Records for this task:

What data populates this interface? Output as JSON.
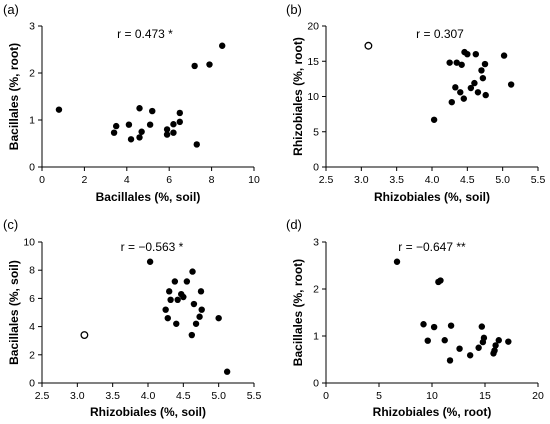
{
  "chart_data": [
    {
      "type": "scatter",
      "panel_label": "(a)",
      "annotation": "r = 0.473 *",
      "xlabel": "Bacillales (%, soil)",
      "ylabel": "Bacillales (%, root)",
      "xlim": [
        0,
        10
      ],
      "ylim": [
        0,
        3
      ],
      "xticks": [
        "0",
        "2",
        "4",
        "6",
        "8",
        "10"
      ],
      "yticks": [
        "0",
        "1",
        "2",
        "3"
      ],
      "x_tick_values": [
        0,
        2,
        4,
        6,
        8,
        10
      ],
      "y_tick_values": [
        0,
        1,
        2,
        3
      ],
      "points": [
        {
          "x": 0.8,
          "y": 1.22
        },
        {
          "x": 3.4,
          "y": 0.73
        },
        {
          "x": 3.5,
          "y": 0.87
        },
        {
          "x": 4.1,
          "y": 0.9
        },
        {
          "x": 4.2,
          "y": 0.59
        },
        {
          "x": 4.6,
          "y": 1.25
        },
        {
          "x": 4.7,
          "y": 0.75
        },
        {
          "x": 4.6,
          "y": 0.63
        },
        {
          "x": 5.1,
          "y": 0.9
        },
        {
          "x": 5.2,
          "y": 1.19
        },
        {
          "x": 5.9,
          "y": 0.8
        },
        {
          "x": 5.9,
          "y": 0.69
        },
        {
          "x": 6.2,
          "y": 0.73
        },
        {
          "x": 6.2,
          "y": 0.91
        },
        {
          "x": 6.5,
          "y": 0.96
        },
        {
          "x": 6.5,
          "y": 1.15
        },
        {
          "x": 7.2,
          "y": 2.15
        },
        {
          "x": 7.3,
          "y": 0.48
        },
        {
          "x": 7.9,
          "y": 2.18
        },
        {
          "x": 8.5,
          "y": 2.58
        }
      ]
    },
    {
      "type": "scatter",
      "panel_label": "(b)",
      "annotation": "r = 0.307",
      "xlabel": "Rhizobiales (%, soil)",
      "ylabel": "Rhizobiales (%, root)",
      "xlim": [
        2.5,
        5.5
      ],
      "ylim": [
        0,
        20
      ],
      "xticks": [
        "2.5",
        "3.0",
        "3.5",
        "4.0",
        "4.5",
        "5.0",
        "5.5"
      ],
      "yticks": [
        "0",
        "5",
        "10",
        "15",
        "20"
      ],
      "x_tick_values": [
        2.5,
        3.0,
        3.5,
        4.0,
        4.5,
        5.0,
        5.5
      ],
      "y_tick_values": [
        0,
        5,
        10,
        15,
        20
      ],
      "points": [
        {
          "x": 3.1,
          "y": 17.2,
          "open": true
        },
        {
          "x": 4.03,
          "y": 6.7
        },
        {
          "x": 4.25,
          "y": 14.8
        },
        {
          "x": 4.28,
          "y": 9.2
        },
        {
          "x": 4.33,
          "y": 11.3
        },
        {
          "x": 4.35,
          "y": 14.8
        },
        {
          "x": 4.4,
          "y": 10.6
        },
        {
          "x": 4.42,
          "y": 14.5
        },
        {
          "x": 4.45,
          "y": 9.7
        },
        {
          "x": 4.46,
          "y": 16.3
        },
        {
          "x": 4.5,
          "y": 16.0
        },
        {
          "x": 4.55,
          "y": 11.2
        },
        {
          "x": 4.6,
          "y": 11.9
        },
        {
          "x": 4.62,
          "y": 16.0
        },
        {
          "x": 4.65,
          "y": 10.6
        },
        {
          "x": 4.7,
          "y": 13.7
        },
        {
          "x": 4.72,
          "y": 12.6
        },
        {
          "x": 4.75,
          "y": 14.6
        },
        {
          "x": 4.76,
          "y": 10.2
        },
        {
          "x": 5.02,
          "y": 15.8
        },
        {
          "x": 5.12,
          "y": 11.7
        }
      ]
    },
    {
      "type": "scatter",
      "panel_label": "(c)",
      "annotation": "r = −0.563 *",
      "xlabel": "Rhizobiales (%, soil)",
      "ylabel": "Bacillales (%, soil)",
      "xlim": [
        2.5,
        5.5
      ],
      "ylim": [
        0,
        10
      ],
      "xticks": [
        "2.5",
        "3.0",
        "3.5",
        "4.0",
        "4.5",
        "5.0",
        "5.5"
      ],
      "yticks": [
        "0",
        "2",
        "4",
        "6",
        "8",
        "10"
      ],
      "x_tick_values": [
        2.5,
        3.0,
        3.5,
        4.0,
        4.5,
        5.0,
        5.5
      ],
      "y_tick_values": [
        0,
        2,
        4,
        6,
        8,
        10
      ],
      "points": [
        {
          "x": 3.1,
          "y": 3.4,
          "open": true
        },
        {
          "x": 4.03,
          "y": 8.6
        },
        {
          "x": 4.25,
          "y": 5.2
        },
        {
          "x": 4.28,
          "y": 4.6
        },
        {
          "x": 4.3,
          "y": 6.5
        },
        {
          "x": 4.32,
          "y": 5.9
        },
        {
          "x": 4.38,
          "y": 7.2
        },
        {
          "x": 4.4,
          "y": 4.2
        },
        {
          "x": 4.42,
          "y": 5.9
        },
        {
          "x": 4.47,
          "y": 6.3
        },
        {
          "x": 4.5,
          "y": 6.1
        },
        {
          "x": 4.55,
          "y": 7.2
        },
        {
          "x": 4.62,
          "y": 3.4
        },
        {
          "x": 4.63,
          "y": 7.9
        },
        {
          "x": 4.65,
          "y": 5.6
        },
        {
          "x": 4.68,
          "y": 4.2
        },
        {
          "x": 4.73,
          "y": 4.7
        },
        {
          "x": 4.75,
          "y": 6.5
        },
        {
          "x": 4.76,
          "y": 5.2
        },
        {
          "x": 5.0,
          "y": 4.6
        },
        {
          "x": 5.12,
          "y": 0.8
        }
      ]
    },
    {
      "type": "scatter",
      "panel_label": "(d)",
      "annotation": "r = −0.647 **",
      "xlabel": "Rhizobiales (%, root)",
      "ylabel": "Bacillales (%, root)",
      "xlim": [
        0,
        20
      ],
      "ylim": [
        0,
        3
      ],
      "xticks": [
        "0",
        "5",
        "10",
        "15",
        "20"
      ],
      "yticks": [
        "0",
        "1",
        "2",
        "3"
      ],
      "x_tick_values": [
        0,
        5,
        10,
        15,
        20
      ],
      "y_tick_values": [
        0,
        1,
        2,
        3
      ],
      "points": [
        {
          "x": 6.7,
          "y": 2.58
        },
        {
          "x": 9.2,
          "y": 1.25
        },
        {
          "x": 9.6,
          "y": 0.9
        },
        {
          "x": 10.2,
          "y": 1.19
        },
        {
          "x": 10.6,
          "y": 2.15
        },
        {
          "x": 10.8,
          "y": 2.18
        },
        {
          "x": 11.2,
          "y": 0.91
        },
        {
          "x": 11.7,
          "y": 0.48
        },
        {
          "x": 11.8,
          "y": 1.22
        },
        {
          "x": 12.6,
          "y": 0.73
        },
        {
          "x": 13.6,
          "y": 0.59
        },
        {
          "x": 14.4,
          "y": 0.75
        },
        {
          "x": 14.7,
          "y": 1.2
        },
        {
          "x": 14.8,
          "y": 0.87
        },
        {
          "x": 14.9,
          "y": 0.96
        },
        {
          "x": 15.8,
          "y": 0.63
        },
        {
          "x": 15.9,
          "y": 0.69
        },
        {
          "x": 16.0,
          "y": 0.8
        },
        {
          "x": 16.3,
          "y": 0.91
        },
        {
          "x": 17.2,
          "y": 0.88
        }
      ]
    }
  ]
}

Exercise objective: Give back each entry exactly as it appears, with no pictures.

Final result:
What data populates this interface? Output as JSON.
{
  "chart_data": [
    {
      "type": "scatter",
      "panel_label": "(a)",
      "annotation": "r = 0.473 *",
      "xlabel": "Bacillales (%, soil)",
      "ylabel": "Bacillales (%, root)",
      "xlim": [
        0,
        10
      ],
      "ylim": [
        0,
        3
      ],
      "xticks": [
        "0",
        "2",
        "4",
        "6",
        "8",
        "10"
      ],
      "yticks": [
        "0",
        "1",
        "2",
        "3"
      ],
      "x_tick_values": [
        0,
        2,
        4,
        6,
        8,
        10
      ],
      "y_tick_values": [
        0,
        1,
        2,
        3
      ],
      "points": [
        {
          "x": 0.8,
          "y": 1.22
        },
        {
          "x": 3.4,
          "y": 0.73
        },
        {
          "x": 3.5,
          "y": 0.87
        },
        {
          "x": 4.1,
          "y": 0.9
        },
        {
          "x": 4.2,
          "y": 0.59
        },
        {
          "x": 4.6,
          "y": 1.25
        },
        {
          "x": 4.7,
          "y": 0.75
        },
        {
          "x": 4.6,
          "y": 0.63
        },
        {
          "x": 5.1,
          "y": 0.9
        },
        {
          "x": 5.2,
          "y": 1.19
        },
        {
          "x": 5.9,
          "y": 0.8
        },
        {
          "x": 5.9,
          "y": 0.69
        },
        {
          "x": 6.2,
          "y": 0.73
        },
        {
          "x": 6.2,
          "y": 0.91
        },
        {
          "x": 6.5,
          "y": 0.96
        },
        {
          "x": 6.5,
          "y": 1.15
        },
        {
          "x": 7.2,
          "y": 2.15
        },
        {
          "x": 7.3,
          "y": 0.48
        },
        {
          "x": 7.9,
          "y": 2.18
        },
        {
          "x": 8.5,
          "y": 2.58
        }
      ]
    },
    {
      "type": "scatter",
      "panel_label": "(b)",
      "annotation": "r = 0.307",
      "xlabel": "Rhizobiales (%, soil)",
      "ylabel": "Rhizobiales (%, root)",
      "xlim": [
        2.5,
        5.5
      ],
      "ylim": [
        0,
        20
      ],
      "xticks": [
        "2.5",
        "3.0",
        "3.5",
        "4.0",
        "4.5",
        "5.0",
        "5.5"
      ],
      "yticks": [
        "0",
        "5",
        "10",
        "15",
        "20"
      ],
      "x_tick_values": [
        2.5,
        3.0,
        3.5,
        4.0,
        4.5,
        5.0,
        5.5
      ],
      "y_tick_values": [
        0,
        5,
        10,
        15,
        20
      ],
      "points": [
        {
          "x": 3.1,
          "y": 17.2,
          "open": true
        },
        {
          "x": 4.03,
          "y": 6.7
        },
        {
          "x": 4.25,
          "y": 14.8
        },
        {
          "x": 4.28,
          "y": 9.2
        },
        {
          "x": 4.33,
          "y": 11.3
        },
        {
          "x": 4.35,
          "y": 14.8
        },
        {
          "x": 4.4,
          "y": 10.6
        },
        {
          "x": 4.42,
          "y": 14.5
        },
        {
          "x": 4.45,
          "y": 9.7
        },
        {
          "x": 4.46,
          "y": 16.3
        },
        {
          "x": 4.5,
          "y": 16.0
        },
        {
          "x": 4.55,
          "y": 11.2
        },
        {
          "x": 4.6,
          "y": 11.9
        },
        {
          "x": 4.62,
          "y": 16.0
        },
        {
          "x": 4.65,
          "y": 10.6
        },
        {
          "x": 4.7,
          "y": 13.7
        },
        {
          "x": 4.72,
          "y": 12.6
        },
        {
          "x": 4.75,
          "y": 14.6
        },
        {
          "x": 4.76,
          "y": 10.2
        },
        {
          "x": 5.02,
          "y": 15.8
        },
        {
          "x": 5.12,
          "y": 11.7
        }
      ]
    },
    {
      "type": "scatter",
      "panel_label": "(c)",
      "annotation": "r = −0.563 *",
      "xlabel": "Rhizobiales (%, soil)",
      "ylabel": "Bacillales (%, soil)",
      "xlim": [
        2.5,
        5.5
      ],
      "ylim": [
        0,
        10
      ],
      "xticks": [
        "2.5",
        "3.0",
        "3.5",
        "4.0",
        "4.5",
        "5.0",
        "5.5"
      ],
      "yticks": [
        "0",
        "2",
        "4",
        "6",
        "8",
        "10"
      ],
      "x_tick_values": [
        2.5,
        3.0,
        3.5,
        4.0,
        4.5,
        5.0,
        5.5
      ],
      "y_tick_values": [
        0,
        2,
        4,
        6,
        8,
        10
      ],
      "points": [
        {
          "x": 3.1,
          "y": 3.4,
          "open": true
        },
        {
          "x": 4.03,
          "y": 8.6
        },
        {
          "x": 4.25,
          "y": 5.2
        },
        {
          "x": 4.28,
          "y": 4.6
        },
        {
          "x": 4.3,
          "y": 6.5
        },
        {
          "x": 4.32,
          "y": 5.9
        },
        {
          "x": 4.38,
          "y": 7.2
        },
        {
          "x": 4.4,
          "y": 4.2
        },
        {
          "x": 4.42,
          "y": 5.9
        },
        {
          "x": 4.47,
          "y": 6.3
        },
        {
          "x": 4.5,
          "y": 6.1
        },
        {
          "x": 4.55,
          "y": 7.2
        },
        {
          "x": 4.62,
          "y": 3.4
        },
        {
          "x": 4.63,
          "y": 7.9
        },
        {
          "x": 4.65,
          "y": 5.6
        },
        {
          "x": 4.68,
          "y": 4.2
        },
        {
          "x": 4.73,
          "y": 4.7
        },
        {
          "x": 4.75,
          "y": 6.5
        },
        {
          "x": 4.76,
          "y": 5.2
        },
        {
          "x": 5.0,
          "y": 4.6
        },
        {
          "x": 5.12,
          "y": 0.8
        }
      ]
    },
    {
      "type": "scatter",
      "panel_label": "(d)",
      "annotation": "r = −0.647 **",
      "xlabel": "Rhizobiales (%, root)",
      "ylabel": "Bacillales (%, root)",
      "xlim": [
        0,
        20
      ],
      "ylim": [
        0,
        3
      ],
      "xticks": [
        "0",
        "5",
        "10",
        "15",
        "20"
      ],
      "yticks": [
        "0",
        "1",
        "2",
        "3"
      ],
      "x_tick_values": [
        0,
        5,
        10,
        15,
        20
      ],
      "y_tick_values": [
        0,
        1,
        2,
        3
      ],
      "points": [
        {
          "x": 6.7,
          "y": 2.58
        },
        {
          "x": 9.2,
          "y": 1.25
        },
        {
          "x": 9.6,
          "y": 0.9
        },
        {
          "x": 10.2,
          "y": 1.19
        },
        {
          "x": 10.6,
          "y": 2.15
        },
        {
          "x": 10.8,
          "y": 2.18
        },
        {
          "x": 11.2,
          "y": 0.91
        },
        {
          "x": 11.7,
          "y": 0.48
        },
        {
          "x": 11.8,
          "y": 1.22
        },
        {
          "x": 12.6,
          "y": 0.73
        },
        {
          "x": 13.6,
          "y": 0.59
        },
        {
          "x": 14.4,
          "y": 0.75
        },
        {
          "x": 14.7,
          "y": 1.2
        },
        {
          "x": 14.8,
          "y": 0.87
        },
        {
          "x": 14.9,
          "y": 0.96
        },
        {
          "x": 15.8,
          "y": 0.63
        },
        {
          "x": 15.9,
          "y": 0.69
        },
        {
          "x": 16.0,
          "y": 0.8
        },
        {
          "x": 16.3,
          "y": 0.91
        },
        {
          "x": 17.2,
          "y": 0.88
        }
      ]
    }
  ]
}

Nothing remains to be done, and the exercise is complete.